» Source extract:
'''

2015-08-21 Thread Robert LeBlanc
-BEGIN PGP SIGNED MESSAGE-
Hash: SHA256

We are looking to purchase our next round of Ceph hardware and based
off the work by Nick Fisk [1] our previous thought of cores over clock
is being revisited.

I have two camps of thoughts and would like to get some feedback, even
if it is only theoretical. We currently have 12 disks per node (2
SSD/10 4TB spindle), but we may adjust that to 4/8. SSD would be used
for journals and cache tier (when [2] and fstrim are resolved). We
also want to stay with a single processor for cost, power and NUMA
considerations.

1. For 12 disks with three threads each (2 client and 1 background),
lots of slower cores would allow I/O (ceph code) to be scheduled as
soon as a core is available.

2. Faster cores would get through the Ceph code faster but there would
be less cores and so some I/O may have to wait to be scheduled.

'''

» Material provided:

'''

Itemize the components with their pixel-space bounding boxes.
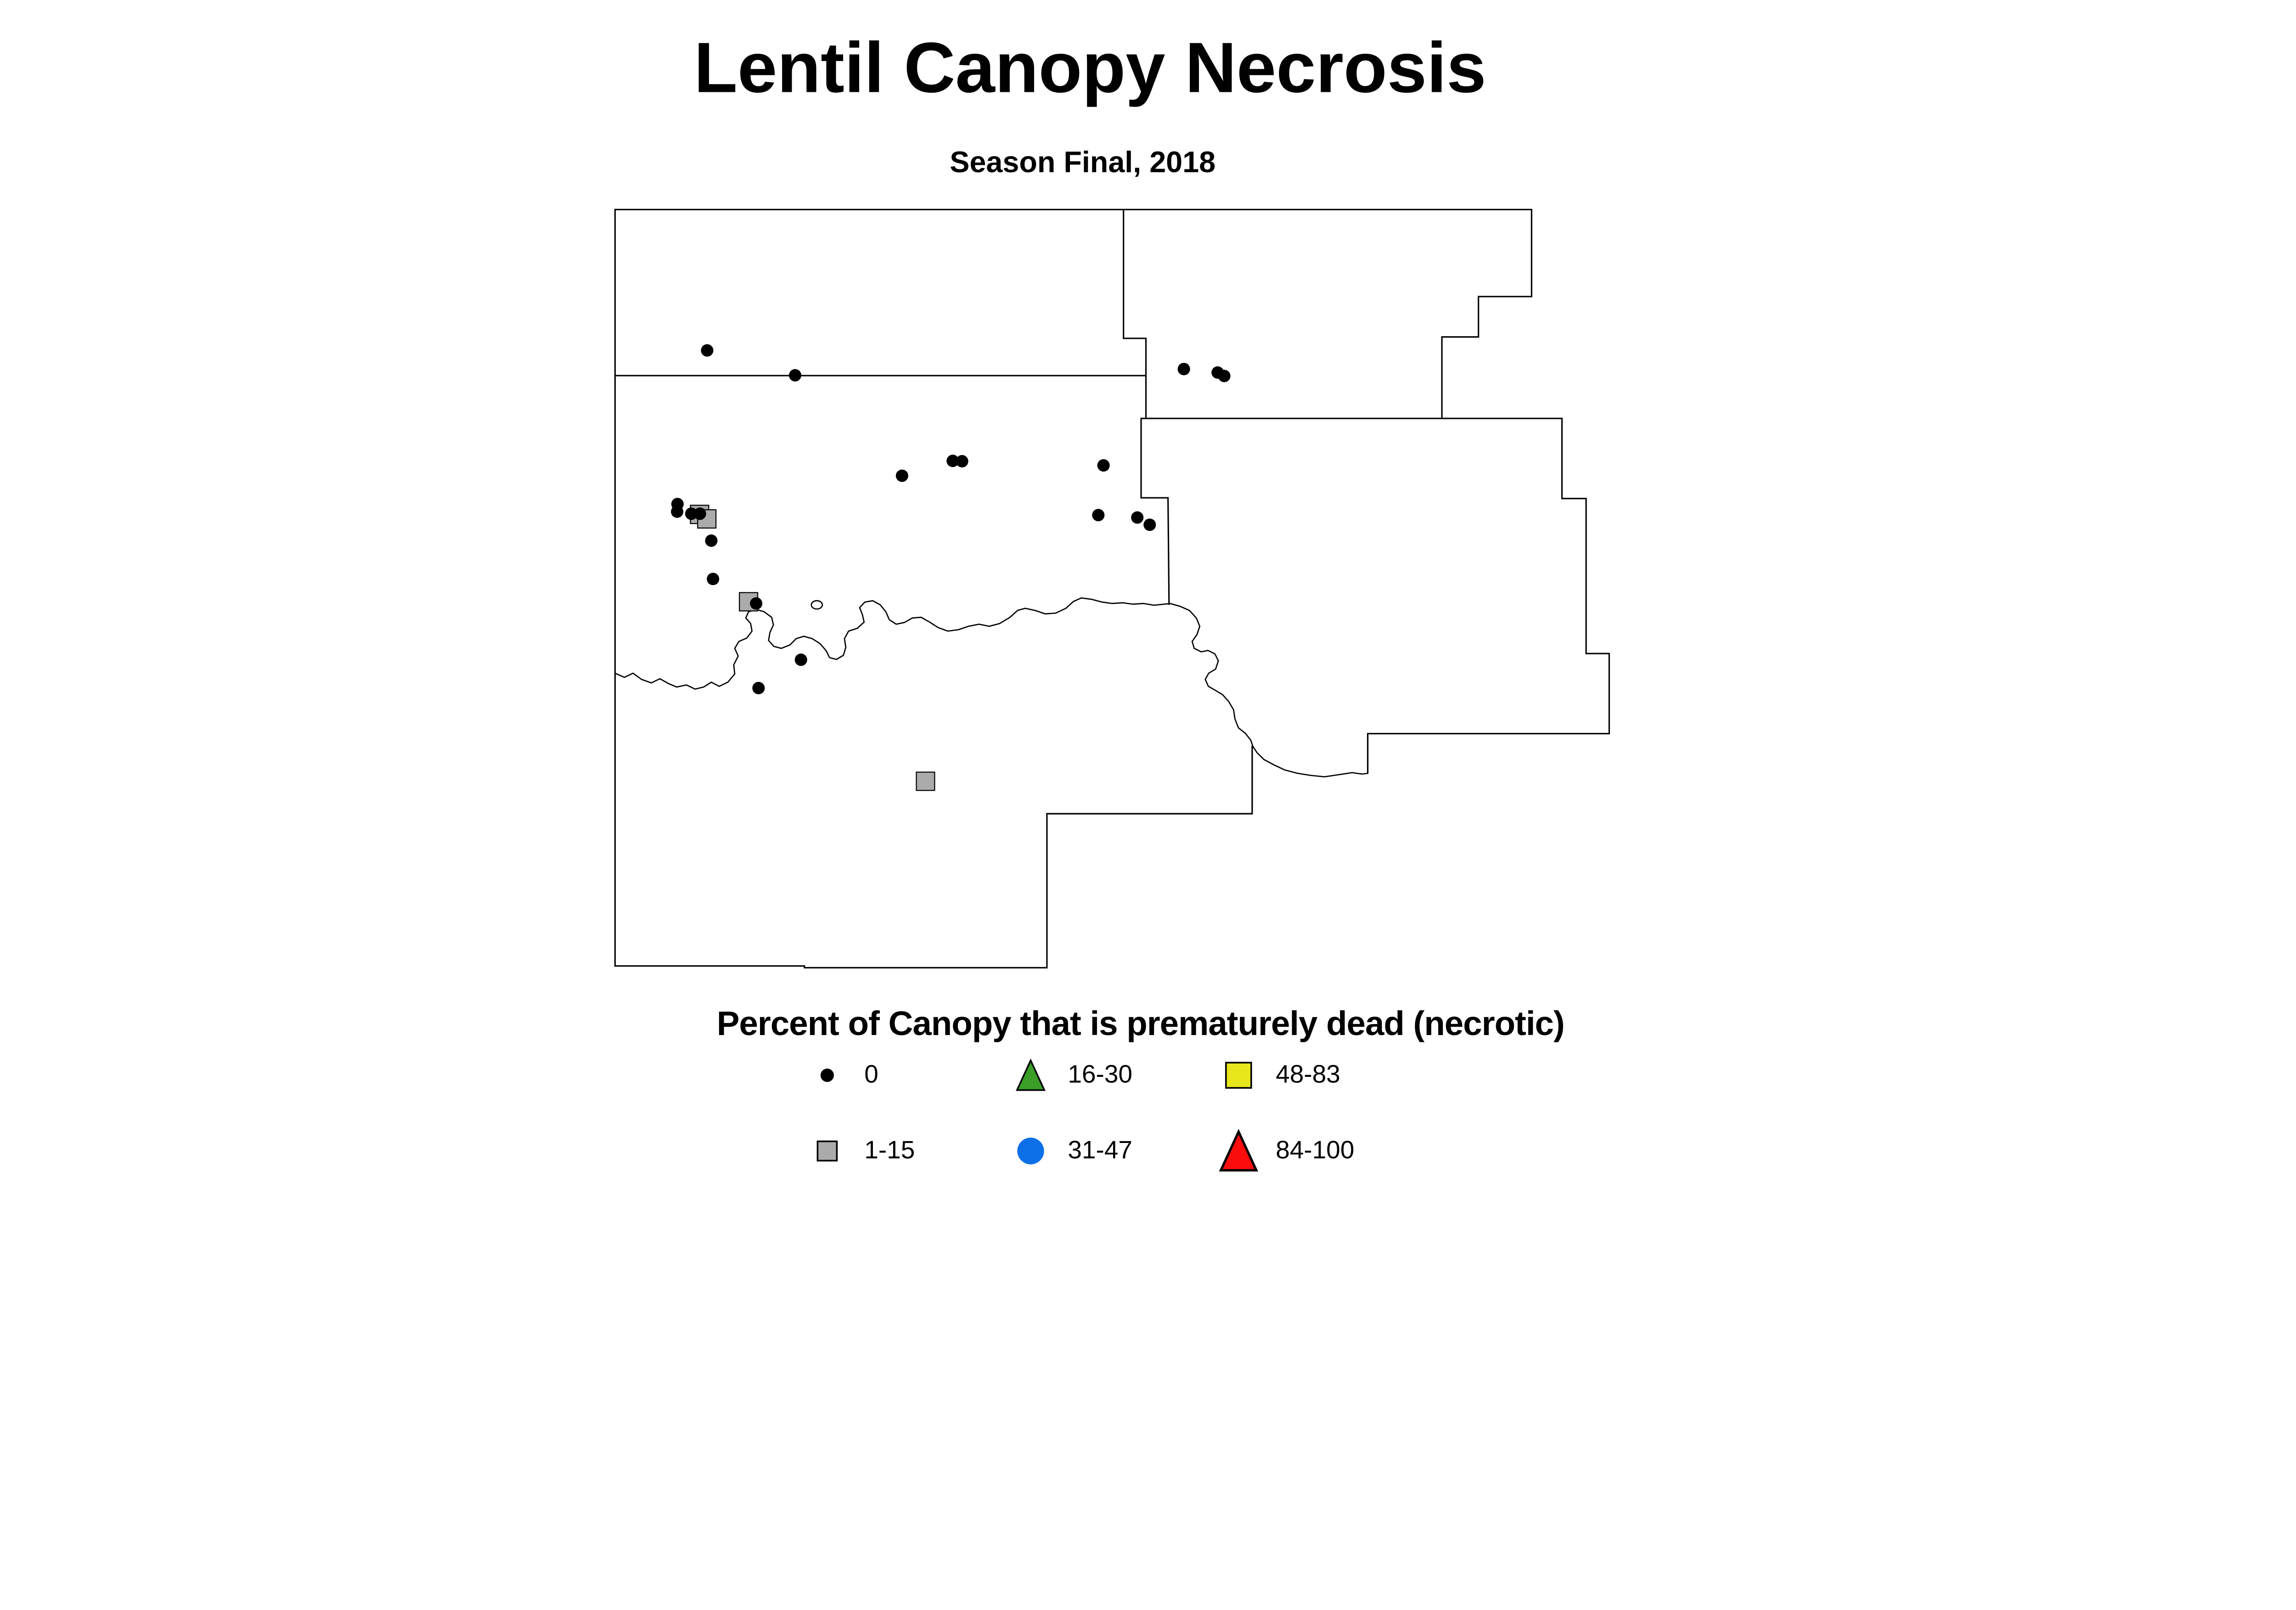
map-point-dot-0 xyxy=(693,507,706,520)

'''

» List of tasks:
[1] Answer these questions about the Ceph hardware post:
(a) How many disks does each node currently have, and of what types?
(b) What would the SSDs be used for?
(c) For what considerations does the writer want to stay with a single processor?
[2] Reproduce the part of the Ceph hardware post that opens with the words "1. For 12 disks" and closes with "to be scheduled.".
[3] Carry on the Ceph hardware post from the point where it stops.
The lines have no connection to the text.

» The responses:
[1]
(a) Each node has 12 disks: 2 SSDs and 10 4TB spindles.
(b) The SSDs would be used for journals and a cache tier.
(c) Cost, power and NUMA considerations.

[2]
1. For 12 disks with three threads each (2 client and 1 background),
lots of slower cores would allow I/O (ceph code) to be scheduled as
soon as a core is available.

2. Faster cores would get through the Ceph code faster but there would
be less cores and so some I/O may have to wait to be scheduled.

[3]
I'm leaning towards #2 for these reasons, please expose anything I may
be missing:
* The latency will only really be improved in the SSD I/O with faster
clock speed, all writes and any reads from the cache tier. So 8 fast
cores might be sufficient, reading from spindle and flushing the
journal will have a "substantial" amount of sleep to allow other Ceph
I/O to be hyperthreaded.
* Even though SSDs are much faster than spindles they are still orders
of magnitude slower than the processor, so it is still possible to get
more lines of code executed between SSD I/O with a faster processor
even with less cores.
* As the Ceph code is improved through optimization and less code has
to be executed for each I/O, faster clock speeds will only provide
even more benefit (lower latency, less waiting for cores) as the delay
shifts more from CPU to disk.

Since our workload is typically small I/O 12K-18K, latency means a lot
to our performance.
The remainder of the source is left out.